• _Text passage_:
• • • • • • •

Posts Tagged ‘safety’


A Time To TellThe theme for the Boy Scout Troop 68 meetings in April was personal safety. The troop had a local police officer come to the first meeting to talk to the Scouts about how to stay safe and what sort of things officers look out for when dealing with youth. It was my turn to talk about safety during the second troop meeting. I grabbed my flat screen television with the built-in DVD player and my copy of A Time To Tell. We would be watching some of the videos during the meeting.

A Time To Tell is a series of videos produced by the Boy Scouts of America. The DVD contains five videos. According to the scoutstuff.org website: With introductions and “reality checks” by teens for teens, A Time to Tell presents a variety of situations that young people may encounter. These scenes stress the importance of the three R’s of Youth Protection: Recognize strategies and situations used by child molesters to isolate an adolescent that can lead to attempted molestation; Resist attempts of child molesters; and Report individuals who attempt to molest or who have molested in the past.

• • • • • • •

• _Required work_:
1. In the post about Troop 68's safety meetings, how many videos does the A Time To Tell DVD contain?
2. Rewrite the Troop 68 safety post from "A Time To TellThe" up to and including "during the meeting.", putting "park ranger" where "police officer" appears.

• _Collected material_:
• • • • • • •

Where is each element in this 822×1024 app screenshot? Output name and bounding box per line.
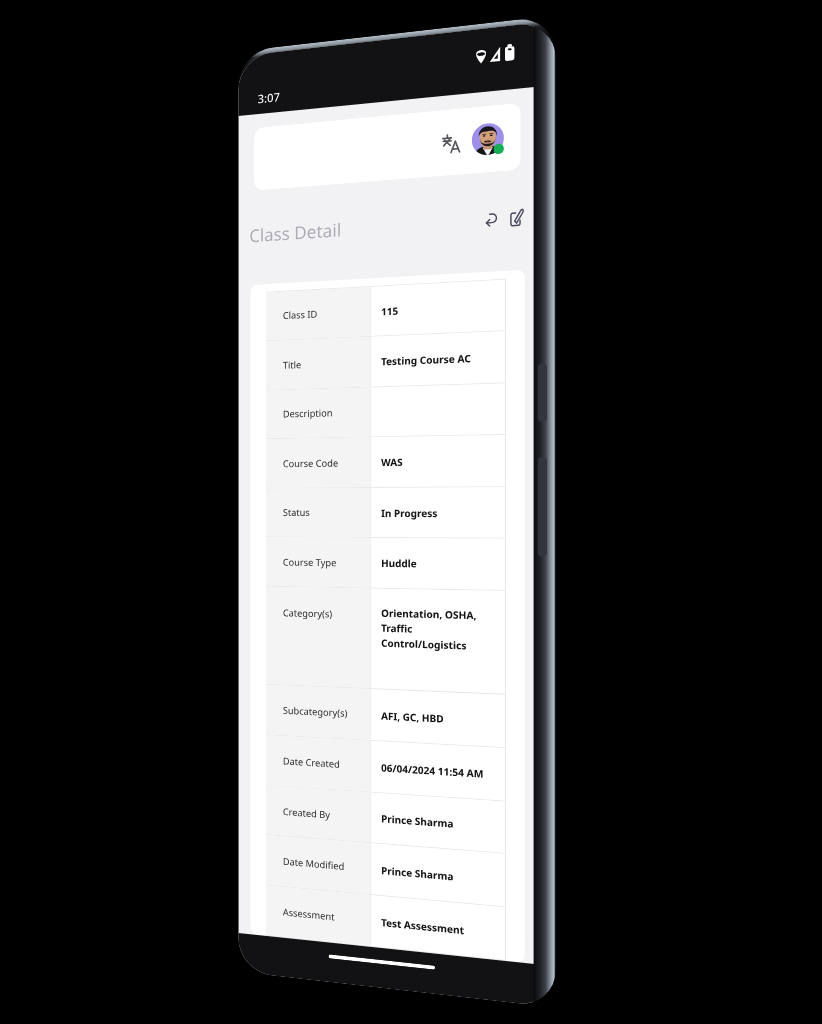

• • • • • • •

• _Task-by-task answers_:
1. Five.

2.
A Time To TellThe theme for the Boy Scout Troop 68 meetings in April was personal safety. The troop had a local park ranger come to the first meeting to talk to the Scouts about how to stay safe and what sort of things officers look out for when dealing with youth. It was my turn to talk about safety during the second troop meeting. I grabbed my flat screen television with the built-in DVD player and my copy of A Time To Tell. We would be watching some of the videos during the meeting.